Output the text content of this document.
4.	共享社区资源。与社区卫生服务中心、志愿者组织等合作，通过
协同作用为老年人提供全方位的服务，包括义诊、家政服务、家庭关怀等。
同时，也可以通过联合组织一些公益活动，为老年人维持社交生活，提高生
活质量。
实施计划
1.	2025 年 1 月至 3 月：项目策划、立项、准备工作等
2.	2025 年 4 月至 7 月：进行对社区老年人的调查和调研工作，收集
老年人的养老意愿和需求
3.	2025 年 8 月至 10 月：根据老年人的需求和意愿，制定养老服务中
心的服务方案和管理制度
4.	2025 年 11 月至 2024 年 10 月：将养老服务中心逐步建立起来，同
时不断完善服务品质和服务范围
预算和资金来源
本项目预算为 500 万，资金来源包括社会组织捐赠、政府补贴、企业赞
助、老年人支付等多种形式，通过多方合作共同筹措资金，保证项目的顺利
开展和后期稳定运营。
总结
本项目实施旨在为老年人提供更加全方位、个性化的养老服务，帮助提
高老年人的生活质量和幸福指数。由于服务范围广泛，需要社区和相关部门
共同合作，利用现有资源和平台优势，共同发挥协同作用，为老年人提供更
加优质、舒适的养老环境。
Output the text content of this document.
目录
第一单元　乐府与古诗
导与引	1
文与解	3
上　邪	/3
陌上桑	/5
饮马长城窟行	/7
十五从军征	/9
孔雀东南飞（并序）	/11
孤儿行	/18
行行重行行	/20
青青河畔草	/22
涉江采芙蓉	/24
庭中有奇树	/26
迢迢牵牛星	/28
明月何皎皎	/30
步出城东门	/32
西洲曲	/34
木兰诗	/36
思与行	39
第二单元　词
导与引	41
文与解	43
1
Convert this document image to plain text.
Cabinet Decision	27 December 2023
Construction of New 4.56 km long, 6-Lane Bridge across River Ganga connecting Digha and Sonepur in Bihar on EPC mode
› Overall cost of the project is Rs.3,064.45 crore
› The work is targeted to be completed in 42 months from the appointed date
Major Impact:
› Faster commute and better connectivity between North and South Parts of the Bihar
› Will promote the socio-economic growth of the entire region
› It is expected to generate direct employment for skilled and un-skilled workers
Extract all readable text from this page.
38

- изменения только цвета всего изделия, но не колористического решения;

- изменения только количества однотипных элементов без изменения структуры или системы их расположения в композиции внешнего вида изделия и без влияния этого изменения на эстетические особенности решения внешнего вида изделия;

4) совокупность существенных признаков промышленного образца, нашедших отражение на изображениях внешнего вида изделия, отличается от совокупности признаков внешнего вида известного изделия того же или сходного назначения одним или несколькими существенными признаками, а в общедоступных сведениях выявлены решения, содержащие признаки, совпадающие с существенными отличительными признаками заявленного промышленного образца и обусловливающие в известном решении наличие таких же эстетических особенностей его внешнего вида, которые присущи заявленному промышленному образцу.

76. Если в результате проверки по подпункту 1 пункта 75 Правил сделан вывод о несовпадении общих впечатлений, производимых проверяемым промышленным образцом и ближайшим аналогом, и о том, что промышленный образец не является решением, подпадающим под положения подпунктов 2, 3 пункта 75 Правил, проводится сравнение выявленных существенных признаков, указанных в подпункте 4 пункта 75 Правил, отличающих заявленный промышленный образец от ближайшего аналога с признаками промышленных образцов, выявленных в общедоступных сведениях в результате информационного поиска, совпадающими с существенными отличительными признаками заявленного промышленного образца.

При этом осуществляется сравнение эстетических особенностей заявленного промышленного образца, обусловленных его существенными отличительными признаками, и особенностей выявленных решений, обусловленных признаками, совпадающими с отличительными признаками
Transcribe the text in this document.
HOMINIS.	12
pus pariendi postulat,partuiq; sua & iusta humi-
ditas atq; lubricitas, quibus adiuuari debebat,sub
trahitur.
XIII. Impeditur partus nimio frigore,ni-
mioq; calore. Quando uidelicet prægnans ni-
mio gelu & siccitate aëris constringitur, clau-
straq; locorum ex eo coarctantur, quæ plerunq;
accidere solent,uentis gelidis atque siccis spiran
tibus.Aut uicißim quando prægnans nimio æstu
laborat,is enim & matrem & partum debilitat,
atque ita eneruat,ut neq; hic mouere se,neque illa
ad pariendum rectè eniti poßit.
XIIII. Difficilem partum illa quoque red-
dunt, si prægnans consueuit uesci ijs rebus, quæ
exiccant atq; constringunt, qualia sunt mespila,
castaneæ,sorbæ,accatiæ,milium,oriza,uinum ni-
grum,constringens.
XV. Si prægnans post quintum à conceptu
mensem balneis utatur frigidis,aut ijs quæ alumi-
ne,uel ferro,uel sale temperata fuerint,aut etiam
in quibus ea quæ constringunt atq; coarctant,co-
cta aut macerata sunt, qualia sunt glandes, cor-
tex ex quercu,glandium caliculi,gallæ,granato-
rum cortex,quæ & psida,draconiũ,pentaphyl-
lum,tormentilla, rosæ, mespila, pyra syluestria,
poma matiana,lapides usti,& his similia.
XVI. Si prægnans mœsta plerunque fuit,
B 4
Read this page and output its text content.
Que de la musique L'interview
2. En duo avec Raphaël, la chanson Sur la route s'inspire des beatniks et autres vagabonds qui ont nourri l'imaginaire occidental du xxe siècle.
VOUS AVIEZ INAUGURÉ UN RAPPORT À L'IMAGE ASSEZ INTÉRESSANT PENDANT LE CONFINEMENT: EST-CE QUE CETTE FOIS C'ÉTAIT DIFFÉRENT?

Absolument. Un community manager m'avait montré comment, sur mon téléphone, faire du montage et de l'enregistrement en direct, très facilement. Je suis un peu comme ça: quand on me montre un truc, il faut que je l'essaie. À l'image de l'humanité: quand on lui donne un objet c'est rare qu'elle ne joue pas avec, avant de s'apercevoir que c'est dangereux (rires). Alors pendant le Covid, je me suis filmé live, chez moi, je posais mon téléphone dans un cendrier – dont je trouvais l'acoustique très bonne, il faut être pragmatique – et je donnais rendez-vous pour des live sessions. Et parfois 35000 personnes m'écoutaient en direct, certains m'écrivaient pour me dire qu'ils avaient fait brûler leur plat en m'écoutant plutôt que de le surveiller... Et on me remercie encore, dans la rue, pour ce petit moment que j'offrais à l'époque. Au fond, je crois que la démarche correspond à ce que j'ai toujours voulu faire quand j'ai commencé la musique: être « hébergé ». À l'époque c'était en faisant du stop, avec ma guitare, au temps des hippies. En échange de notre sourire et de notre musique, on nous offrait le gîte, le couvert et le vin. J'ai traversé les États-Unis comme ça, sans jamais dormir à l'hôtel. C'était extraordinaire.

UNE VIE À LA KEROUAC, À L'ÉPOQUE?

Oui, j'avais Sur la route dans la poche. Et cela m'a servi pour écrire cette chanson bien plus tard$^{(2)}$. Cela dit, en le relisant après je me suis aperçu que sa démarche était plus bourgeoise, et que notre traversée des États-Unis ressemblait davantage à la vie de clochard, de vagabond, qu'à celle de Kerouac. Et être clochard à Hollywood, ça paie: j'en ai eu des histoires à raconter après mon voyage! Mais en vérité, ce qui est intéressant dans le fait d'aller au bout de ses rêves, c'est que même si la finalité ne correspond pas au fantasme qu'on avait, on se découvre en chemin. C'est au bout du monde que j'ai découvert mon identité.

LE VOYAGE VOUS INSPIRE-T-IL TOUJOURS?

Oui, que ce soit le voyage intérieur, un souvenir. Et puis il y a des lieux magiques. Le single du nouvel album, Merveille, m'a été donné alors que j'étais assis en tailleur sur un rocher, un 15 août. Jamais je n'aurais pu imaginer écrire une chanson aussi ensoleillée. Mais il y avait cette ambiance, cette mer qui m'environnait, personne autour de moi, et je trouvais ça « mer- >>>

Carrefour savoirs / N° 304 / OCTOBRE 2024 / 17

§ **Prompt**: Repeat the data exactly. Leave nothing out.

§ **Problem solution**:
Output the text content of this document.
4.	共享社区资源。与社区卫生服务中心、志愿者组织等合作，通过
协同作用为老年人提供全方位的服务，包括义诊、家政服务、家庭关怀等。
同时，也可以通过联合组织一些公益活动，为老年人维持社交生活，提高生
活质量。
实施计划
1.	2025 年 1 月至 3 月：项目策划、立项、准备工作等
2.	2025 年 4 月至 7 月：进行对社区老年人的调查和调研工作，收集
老年人的养老意愿和需求
3.	2025 年 8 月至 10 月：根据老年人的需求和意愿，制定养老服务中
心的服务方案和管理制度
4.	2025 年 11 月至 2024 年 10 月：将养老服务中心逐步建立起来，同
时不断完善服务品质和服务范围
预算和资金来源
本项目预算为 500 万，资金来源包括社会组织捐赠、政府补贴、企业赞
助、老年人支付等多种形式，通过多方合作共同筹措资金，保证项目的顺利
开展和后期稳定运营。
总结
本项目实施旨在为老年人提供更加全方位、个性化的养老服务，帮助提
高老年人的生活质量和幸福指数。由于服务范围广泛，需要社区和相关部门
共同合作，利用现有资源和平台优势，共同发挥协同作用，为老年人提供更
加优质、舒适的养老环境。
Output the text content of this document.
目录
第一单元　乐府与古诗
导与引	1
文与解	3
上　邪	/3
陌上桑	/5
饮马长城窟行	/7
十五从军征	/9
孔雀东南飞（并序）	/11
孤儿行	/18
行行重行行	/20
青青河畔草	/22
涉江采芙蓉	/24
庭中有奇树	/26
迢迢牵牛星	/28
明月何皎皎	/30
步出城东门	/32
西洲曲	/34
木兰诗	/36
思与行	39
第二单元　词
导与引	41
文与解	43
1
Convert this document image to plain text.
Cabinet Decision	27 December 2023
Construction of New 4.56 km long, 6-Lane Bridge across River Ganga connecting Digha and Sonepur in Bihar on EPC mode
› Overall cost of the project is Rs.3,064.45 crore
› The work is targeted to be completed in 42 months from the appointed date
Major Impact:
› Faster commute and better connectivity between North and South Parts of the Bihar
› Will promote the socio-economic growth of the entire region
› It is expected to generate direct employment for skilled and un-skilled workers
Extract all readable text from this page.
38

- изменения только цвета всего изделия, но не колористического решения;

- изменения только количества однотипных элементов без изменения структуры или системы их расположения в композиции внешнего вида изделия и без влияния этого изменения на эстетические особенности решения внешнего вида изделия;

4) совокупность существенных признаков промышленного образца, нашедших отражение на изображениях внешнего вида изделия, отличается от совокупности признаков внешнего вида известного изделия того же или сходного назначения одним или несколькими существенными признаками, а в общедоступных сведениях выявлены решения, содержащие признаки, совпадающие с существенными отличительными признаками заявленного промышленного образца и обусловливающие в известном решении наличие таких же эстетических особенностей его внешнего вида, которые присущи заявленному промышленному образцу.

76. Если в результате проверки по подпункту 1 пункта 75 Правил сделан вывод о несовпадении общих впечатлений, производимых проверяемым промышленным образцом и ближайшим аналогом, и о том, что промышленный образец не является решением, подпадающим под положения подпунктов 2, 3 пункта 75 Правил, проводится сравнение выявленных существенных признаков, указанных в подпункте 4 пункта 75 Правил, отличающих заявленный промышленный образец от ближайшего аналога с признаками промышленных образцов, выявленных в общедоступных сведениях в результате информационного поиска, совпадающими с существенными отличительными признаками заявленного промышленного образца.

При этом осуществляется сравнение эстетических особенностей заявленного промышленного образца, обусловленных его существенными отличительными признаками, и особенностей выявленных решений, обусловленных признаками, совпадающими с отличительными признаками
Transcribe the text in this document.
HOMINIS.	12
pus pariendi postulat,partuiq; sua & iusta humi-
ditas atq; lubricitas, quibus adiuuari debebat,sub
trahitur.
XIII. Impeditur partus nimio frigore,ni-
mioq; calore. Quando uidelicet prægnans ni-
mio gelu & siccitate aëris constringitur, clau-
straq; locorum ex eo coarctantur, quæ plerunq;
accidere solent,uentis gelidis atque siccis spiran
tibus.Aut uicißim quando prægnans nimio æstu
laborat,is enim & matrem & partum debilitat,
atque ita eneruat,ut neq; hic mouere se,neque illa
ad pariendum rectè eniti poßit.
XIIII. Difficilem partum illa quoque red-
dunt, si prægnans consueuit uesci ijs rebus, quæ
exiccant atq; constringunt, qualia sunt mespila,
castaneæ,sorbæ,accatiæ,milium,oriza,uinum ni-
grum,constringens.
XV. Si prægnans post quintum à conceptu
mensem balneis utatur frigidis,aut ijs quæ alumi-
ne,uel ferro,uel sale temperata fuerint,aut etiam
in quibus ea quæ constringunt atq; coarctant,co-
cta aut macerata sunt, qualia sunt glandes, cor-
tex ex quercu,glandium caliculi,gallæ,granato-
rum cortex,quæ & psida,draconiũ,pentaphyl-
lum,tormentilla, rosæ, mespila, pyra syluestria,
poma matiana,lapides usti,& his similia.
XVI. Si prægnans mœsta plerunque fuit,
B 4
Read this page and output its text content.
Que de la musique L'interview
2. En duo avec Raphaël, la chanson Sur la route s'inspire des beatniks et autres vagabonds qui ont nourri l'imaginaire occidental du xxe siècle.
VOUS AVIEZ INAUGURÉ UN RAPPORT À L'IMAGE ASSEZ INTÉRESSANT PENDANT LE CONFINEMENT: EST-CE QUE CETTE FOIS C'ÉTAIT DIFFÉRENT?

Absolument. Un community manager m'avait montré comment, sur mon téléphone, faire du montage et de l'enregistrement en direct, très facilement. Je suis un peu comme ça: quand on me montre un truc, il faut que je l'essaie. À l'image de l'humanité: quand on lui donne un objet c'est rare qu'elle ne joue pas avec, avant de s'apercevoir que c'est dangereux (rires). Alors pendant le Covid, je me suis filmé live, chez moi, je posais mon téléphone dans un cendrier – dont je trouvais l'acoustique très bonne, il faut être pragmatique – et je donnais rendez-vous pour des live sessions. Et parfois 35000 personnes m'écoutaient en direct, certains m'écrivaient pour me dire qu'ils avaient fait brûler leur plat en m'écoutant plutôt que de le surveiller... Et on me remercie encore, dans la rue, pour ce petit moment que j'offrais à l'époque. Au fond, je crois que la démarche correspond à ce que j'ai toujours voulu faire quand j'ai commencé la musique: être « hébergé ». À l'époque c'était en faisant du stop, avec ma guitare, au temps des hippies. En échange de notre sourire et de notre musique, on nous offrait le gîte, le couvert et le vin. J'ai traversé les États-Unis comme ça, sans jamais dormir à l'hôtel. C'était extraordinaire.

UNE VIE À LA KEROUAC, À L'ÉPOQUE?

Oui, j'avais Sur la route dans la poche. Et cela m'a servi pour écrire cette chanson bien plus tard$^{(2)}$. Cela dit, en le relisant après je me suis aperçu que sa démarche était plus bourgeoise, et que notre traversée des États-Unis ressemblait davantage à la vie de clochard, de vagabond, qu'à celle de Kerouac. Et être clochard à Hollywood, ça paie: j'en ai eu des histoires à raconter après mon voyage! Mais en vérité, ce qui est intéressant dans le fait d'aller au bout de ses rêves, c'est que même si la finalité ne correspond pas au fantasme qu'on avait, on se découvre en chemin. C'est au bout du monde que j'ai découvert mon identité.

LE VOYAGE VOUS INSPIRE-T-IL TOUJOURS?

Oui, que ce soit le voyage intérieur, un souvenir. Et puis il y a des lieux magiques. Le single du nouvel album, Merveille, m'a été donné alors que j'étais assis en tailleur sur un rocher, un 15 août. Jamais je n'aurais pu imaginer écrire une chanson aussi ensoleillée. Mais il y avait cette ambiance, cette mer qui m'environnait, personne autour de moi, et je trouvais ça « mer- >>>

Carrefour savoirs / N° 304 / OCTOBRE 2024 / 17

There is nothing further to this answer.